== Required task ==
Please give the entries again in full and exactly, without any picture.

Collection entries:

------------------------------------------------------------------------

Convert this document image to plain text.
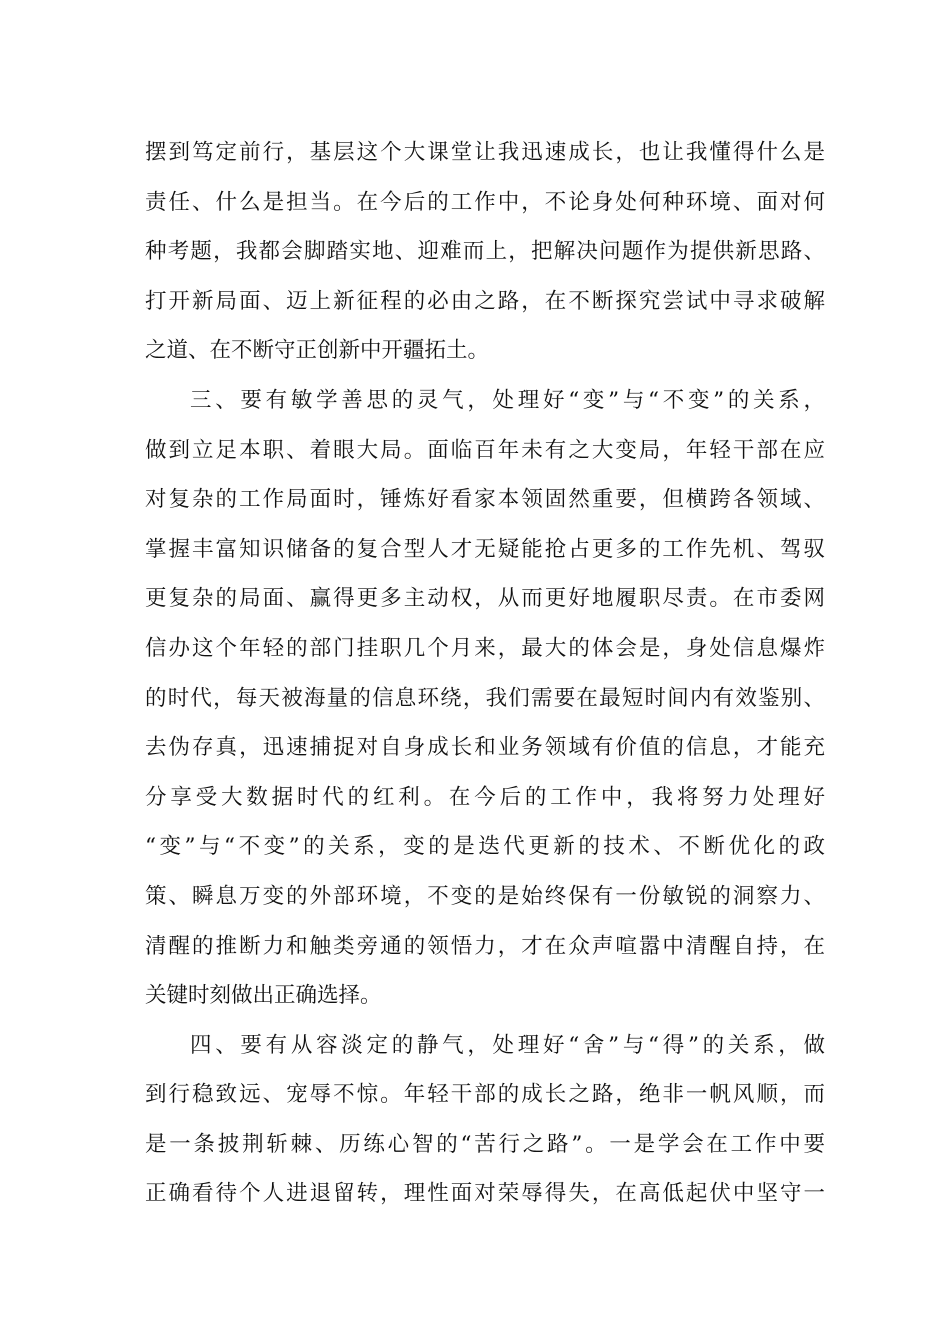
摆到笃定前行，基层这个大课堂让我迅速成长，也让我懂得什么是
责任、什么是担当。在今后的工作中，不论身处何种环境、面对何
种考题，我都会脚踏实地、迎难而上，把解决问题作为提供新思路、
打开新局面、迈上新征程的必由之路，在不断探究尝试中寻求破解
之道、在不断守正创新中开疆拓土。
三、要有敏学善思的灵气，处理好“变”与“不变”的关系，
做到立足本职、着眼大局。面临百年未有之大变局，年轻干部在应
对复杂的工作局面时，锤炼好看家本领固然重要，但横跨各领域、
掌握丰富知识储备的复合型人才无疑能抢占更多的工作先机、驾驭
更复杂的局面、赢得更多主动权，从而更好地履职尽责。在市委网
信办这个年轻的部门挂职几个月来，最大的体会是，身处信息爆炸
的时代，每天被海量的信息环绕，我们需要在最短时间内有效鉴别、
去伪存真，迅速捕捉对自身成长和业务领域有价值的信息，才能充
分享受大数据时代的红利。在今后的工作中，我将努力处理好
“变”与“不变”的关系，变的是迭代更新的技术、不断优化的政
策、瞬息万变的外部环境，不变的是始终保有一份敏锐的洞察力、
清醒的推断力和触类旁通的领悟力，才在众声喧嚣中清醒自持，在
关键时刻做出正确选择。
四、要有从容淡定的静气，处理好“舍”与“得”的关系，做
到行稳致远、宠辱不惊。年轻干部的成长之路，绝非一帆风顺，而
是一条披荆斩棘、历练心智的“苦行之路”。一是学会在工作中要
正确看待个人进退留转，理性面对荣辱得失，在高低起伏中坚守一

------------------------------------------------------------------------

== Output ==
Convert this document image to plain text.
摆到笃定前行，基层这个大课堂让我迅速成长，也让我懂得什么是
责任、什么是担当。在今后的工作中，不论身处何种环境、面对何
种考题，我都会脚踏实地、迎难而上，把解决问题作为提供新思路、
打开新局面、迈上新征程的必由之路，在不断探究尝试中寻求破解
之道、在不断守正创新中开疆拓土。
三、要有敏学善思的灵气，处理好“变”与“不变”的关系，
做到立足本职、着眼大局。面临百年未有之大变局，年轻干部在应
对复杂的工作局面时，锤炼好看家本领固然重要，但横跨各领域、
掌握丰富知识储备的复合型人才无疑能抢占更多的工作先机、驾驭
更复杂的局面、赢得更多主动权，从而更好地履职尽责。在市委网
信办这个年轻的部门挂职几个月来，最大的体会是，身处信息爆炸
的时代，每天被海量的信息环绕，我们需要在最短时间内有效鉴别、
去伪存真，迅速捕捉对自身成长和业务领域有价值的信息，才能充
分享受大数据时代的红利。在今后的工作中，我将努力处理好
“变”与“不变”的关系，变的是迭代更新的技术、不断优化的政
策、瞬息万变的外部环境，不变的是始终保有一份敏锐的洞察力、
清醒的推断力和触类旁通的领悟力，才在众声喧嚣中清醒自持，在
关键时刻做出正确选择。
四、要有从容淡定的静气，处理好“舍”与“得”的关系，做
到行稳致远、宠辱不惊。年轻干部的成长之路，绝非一帆风顺，而
是一条披荆斩棘、历练心智的“苦行之路”。一是学会在工作中要
正确看待个人进退留转，理性面对荣辱得失，在高低起伏中坚守一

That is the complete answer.